--- START ---
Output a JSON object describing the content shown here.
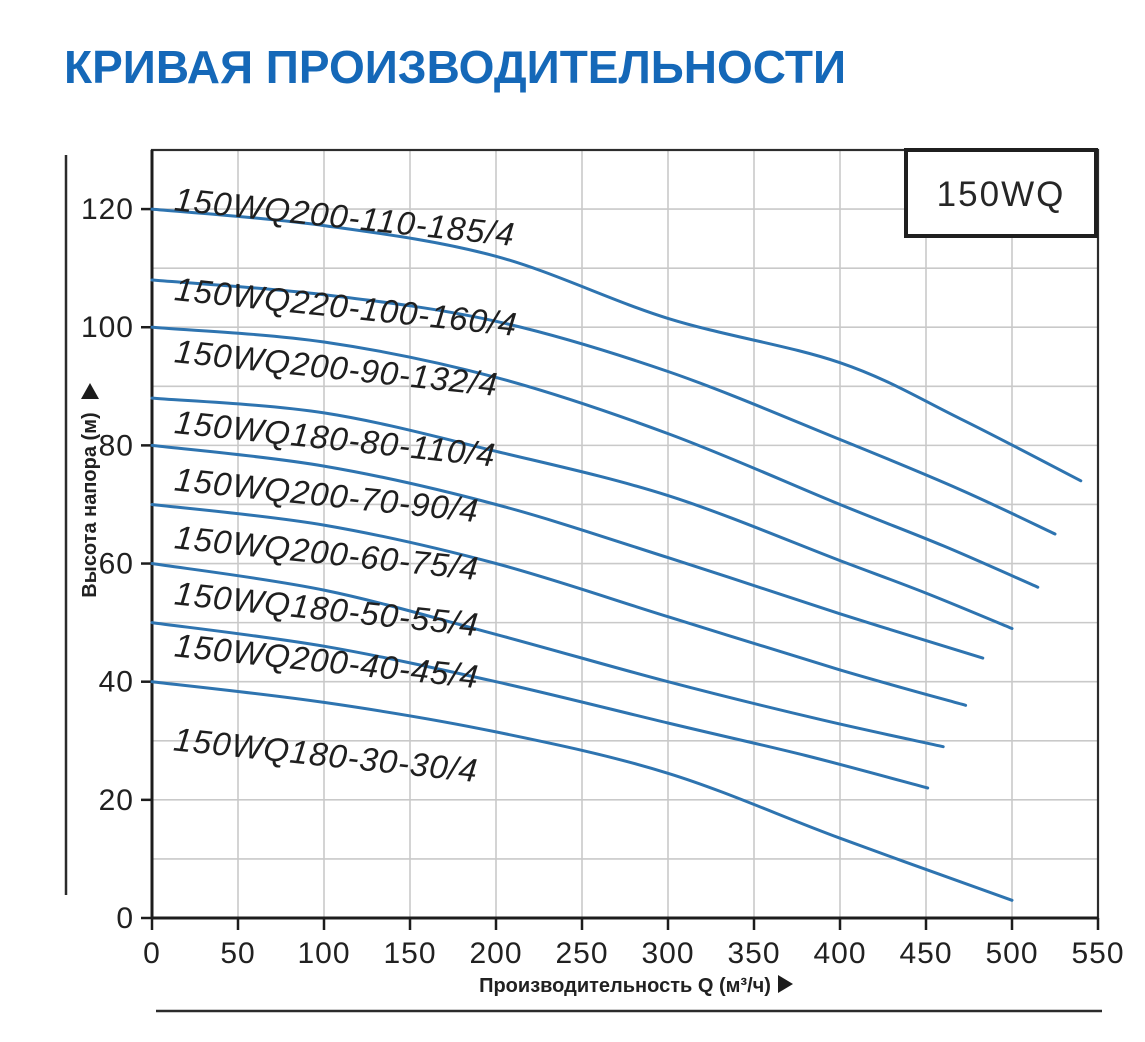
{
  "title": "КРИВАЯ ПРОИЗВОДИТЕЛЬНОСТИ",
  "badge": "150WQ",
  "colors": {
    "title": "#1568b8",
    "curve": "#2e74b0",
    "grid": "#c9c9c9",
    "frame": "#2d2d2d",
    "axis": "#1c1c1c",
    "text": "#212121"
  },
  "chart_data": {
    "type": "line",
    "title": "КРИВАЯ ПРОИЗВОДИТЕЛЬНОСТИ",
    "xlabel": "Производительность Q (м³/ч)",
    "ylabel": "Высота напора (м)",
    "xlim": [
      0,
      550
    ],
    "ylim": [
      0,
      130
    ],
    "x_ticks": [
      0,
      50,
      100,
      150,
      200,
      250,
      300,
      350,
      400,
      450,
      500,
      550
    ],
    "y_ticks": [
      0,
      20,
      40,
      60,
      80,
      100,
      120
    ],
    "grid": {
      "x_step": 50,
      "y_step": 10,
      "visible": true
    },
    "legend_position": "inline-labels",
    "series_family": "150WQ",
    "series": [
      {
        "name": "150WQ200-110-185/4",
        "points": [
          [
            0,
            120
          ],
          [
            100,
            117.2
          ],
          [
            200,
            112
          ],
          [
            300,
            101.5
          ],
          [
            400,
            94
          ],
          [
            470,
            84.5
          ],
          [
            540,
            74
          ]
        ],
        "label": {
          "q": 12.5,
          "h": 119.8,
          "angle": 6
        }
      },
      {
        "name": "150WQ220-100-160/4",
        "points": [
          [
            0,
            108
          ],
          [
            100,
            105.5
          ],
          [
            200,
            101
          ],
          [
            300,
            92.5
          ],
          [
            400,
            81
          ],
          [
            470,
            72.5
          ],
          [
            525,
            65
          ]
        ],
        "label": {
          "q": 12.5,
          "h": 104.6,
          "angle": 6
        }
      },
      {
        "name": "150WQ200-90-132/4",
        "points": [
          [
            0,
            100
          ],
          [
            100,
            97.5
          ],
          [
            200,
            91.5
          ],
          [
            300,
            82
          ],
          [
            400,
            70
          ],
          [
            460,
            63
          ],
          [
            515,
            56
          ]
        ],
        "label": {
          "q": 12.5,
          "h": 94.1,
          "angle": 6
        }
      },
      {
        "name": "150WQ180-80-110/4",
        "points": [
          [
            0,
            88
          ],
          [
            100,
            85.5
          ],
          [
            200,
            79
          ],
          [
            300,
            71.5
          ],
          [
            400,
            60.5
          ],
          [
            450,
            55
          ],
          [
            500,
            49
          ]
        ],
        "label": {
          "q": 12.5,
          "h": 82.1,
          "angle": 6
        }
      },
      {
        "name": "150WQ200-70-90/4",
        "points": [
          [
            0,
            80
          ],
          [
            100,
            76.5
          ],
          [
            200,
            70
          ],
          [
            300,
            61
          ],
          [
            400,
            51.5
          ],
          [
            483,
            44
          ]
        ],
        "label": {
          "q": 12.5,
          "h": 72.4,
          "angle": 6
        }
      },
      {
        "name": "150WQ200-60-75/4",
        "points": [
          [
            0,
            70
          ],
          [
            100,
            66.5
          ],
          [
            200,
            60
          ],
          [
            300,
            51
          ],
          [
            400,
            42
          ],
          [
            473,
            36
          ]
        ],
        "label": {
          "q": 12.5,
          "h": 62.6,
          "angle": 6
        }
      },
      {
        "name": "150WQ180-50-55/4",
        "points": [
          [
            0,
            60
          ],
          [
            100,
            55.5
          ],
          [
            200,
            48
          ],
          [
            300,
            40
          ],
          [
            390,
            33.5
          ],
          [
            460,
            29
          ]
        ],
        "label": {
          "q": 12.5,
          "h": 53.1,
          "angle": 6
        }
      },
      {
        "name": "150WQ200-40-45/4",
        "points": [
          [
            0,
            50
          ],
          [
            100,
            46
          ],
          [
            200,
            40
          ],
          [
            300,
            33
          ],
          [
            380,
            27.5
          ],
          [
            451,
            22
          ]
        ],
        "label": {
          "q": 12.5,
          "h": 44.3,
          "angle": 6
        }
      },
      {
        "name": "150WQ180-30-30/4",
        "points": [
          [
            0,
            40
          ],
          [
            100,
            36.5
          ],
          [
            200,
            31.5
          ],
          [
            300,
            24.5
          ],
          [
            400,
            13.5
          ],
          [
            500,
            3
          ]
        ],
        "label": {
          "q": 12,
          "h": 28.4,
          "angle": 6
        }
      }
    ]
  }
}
--- END ---
WHAT YOU WILL DO:
Leave the images out and output the remaining material exactly as it stands.

OUTPUT FOR THIS TASK:
Output a JSON object describing the content shown here.
{
  "title": "КРИВАЯ ПРОИЗВОДИТЕЛЬНОСТИ",
  "badge": "150WQ",
  "colors": {
    "title": "#1568b8",
    "curve": "#2e74b0",
    "grid": "#c9c9c9",
    "frame": "#2d2d2d",
    "axis": "#1c1c1c",
    "text": "#212121"
  },
  "chart_data": {
    "type": "line",
    "title": "КРИВАЯ ПРОИЗВОДИТЕЛЬНОСТИ",
    "xlabel": "Производительность Q (м³/ч)",
    "ylabel": "Высота напора (м)",
    "xlim": [
      0,
      550
    ],
    "ylim": [
      0,
      130
    ],
    "x_ticks": [
      0,
      50,
      100,
      150,
      200,
      250,
      300,
      350,
      400,
      450,
      500,
      550
    ],
    "y_ticks": [
      0,
      20,
      40,
      60,
      80,
      100,
      120
    ],
    "grid": {
      "x_step": 50,
      "y_step": 10,
      "visible": true
    },
    "legend_position": "inline-labels",
    "series_family": "150WQ",
    "series": [
      {
        "name": "150WQ200-110-185/4",
        "points": [
          [
            0,
            120
          ],
          [
            100,
            117.2
          ],
          [
            200,
            112
          ],
          [
            300,
            101.5
          ],
          [
            400,
            94
          ],
          [
            470,
            84.5
          ],
          [
            540,
            74
          ]
        ],
        "label": {
          "q": 12.5,
          "h": 119.8,
          "angle": 6
        }
      },
      {
        "name": "150WQ220-100-160/4",
        "points": [
          [
            0,
            108
          ],
          [
            100,
            105.5
          ],
          [
            200,
            101
          ],
          [
            300,
            92.5
          ],
          [
            400,
            81
          ],
          [
            470,
            72.5
          ],
          [
            525,
            65
          ]
        ],
        "label": {
          "q": 12.5,
          "h": 104.6,
          "angle": 6
        }
      },
      {
        "name": "150WQ200-90-132/4",
        "points": [
          [
            0,
            100
          ],
          [
            100,
            97.5
          ],
          [
            200,
            91.5
          ],
          [
            300,
            82
          ],
          [
            400,
            70
          ],
          [
            460,
            63
          ],
          [
            515,
            56
          ]
        ],
        "label": {
          "q": 12.5,
          "h": 94.1,
          "angle": 6
        }
      },
      {
        "name": "150WQ180-80-110/4",
        "points": [
          [
            0,
            88
          ],
          [
            100,
            85.5
          ],
          [
            200,
            79
          ],
          [
            300,
            71.5
          ],
          [
            400,
            60.5
          ],
          [
            450,
            55
          ],
          [
            500,
            49
          ]
        ],
        "label": {
          "q": 12.5,
          "h": 82.1,
          "angle": 6
        }
      },
      {
        "name": "150WQ200-70-90/4",
        "points": [
          [
            0,
            80
          ],
          [
            100,
            76.5
          ],
          [
            200,
            70
          ],
          [
            300,
            61
          ],
          [
            400,
            51.5
          ],
          [
            483,
            44
          ]
        ],
        "label": {
          "q": 12.5,
          "h": 72.4,
          "angle": 6
        }
      },
      {
        "name": "150WQ200-60-75/4",
        "points": [
          [
            0,
            70
          ],
          [
            100,
            66.5
          ],
          [
            200,
            60
          ],
          [
            300,
            51
          ],
          [
            400,
            42
          ],
          [
            473,
            36
          ]
        ],
        "label": {
          "q": 12.5,
          "h": 62.6,
          "angle": 6
        }
      },
      {
        "name": "150WQ180-50-55/4",
        "points": [
          [
            0,
            60
          ],
          [
            100,
            55.5
          ],
          [
            200,
            48
          ],
          [
            300,
            40
          ],
          [
            390,
            33.5
          ],
          [
            460,
            29
          ]
        ],
        "label": {
          "q": 12.5,
          "h": 53.1,
          "angle": 6
        }
      },
      {
        "name": "150WQ200-40-45/4",
        "points": [
          [
            0,
            50
          ],
          [
            100,
            46
          ],
          [
            200,
            40
          ],
          [
            300,
            33
          ],
          [
            380,
            27.5
          ],
          [
            451,
            22
          ]
        ],
        "label": {
          "q": 12.5,
          "h": 44.3,
          "angle": 6
        }
      },
      {
        "name": "150WQ180-30-30/4",
        "points": [
          [
            0,
            40
          ],
          [
            100,
            36.5
          ],
          [
            200,
            31.5
          ],
          [
            300,
            24.5
          ],
          [
            400,
            13.5
          ],
          [
            500,
            3
          ]
        ],
        "label": {
          "q": 12,
          "h": 28.4,
          "angle": 6
        }
      }
    ]
  }
}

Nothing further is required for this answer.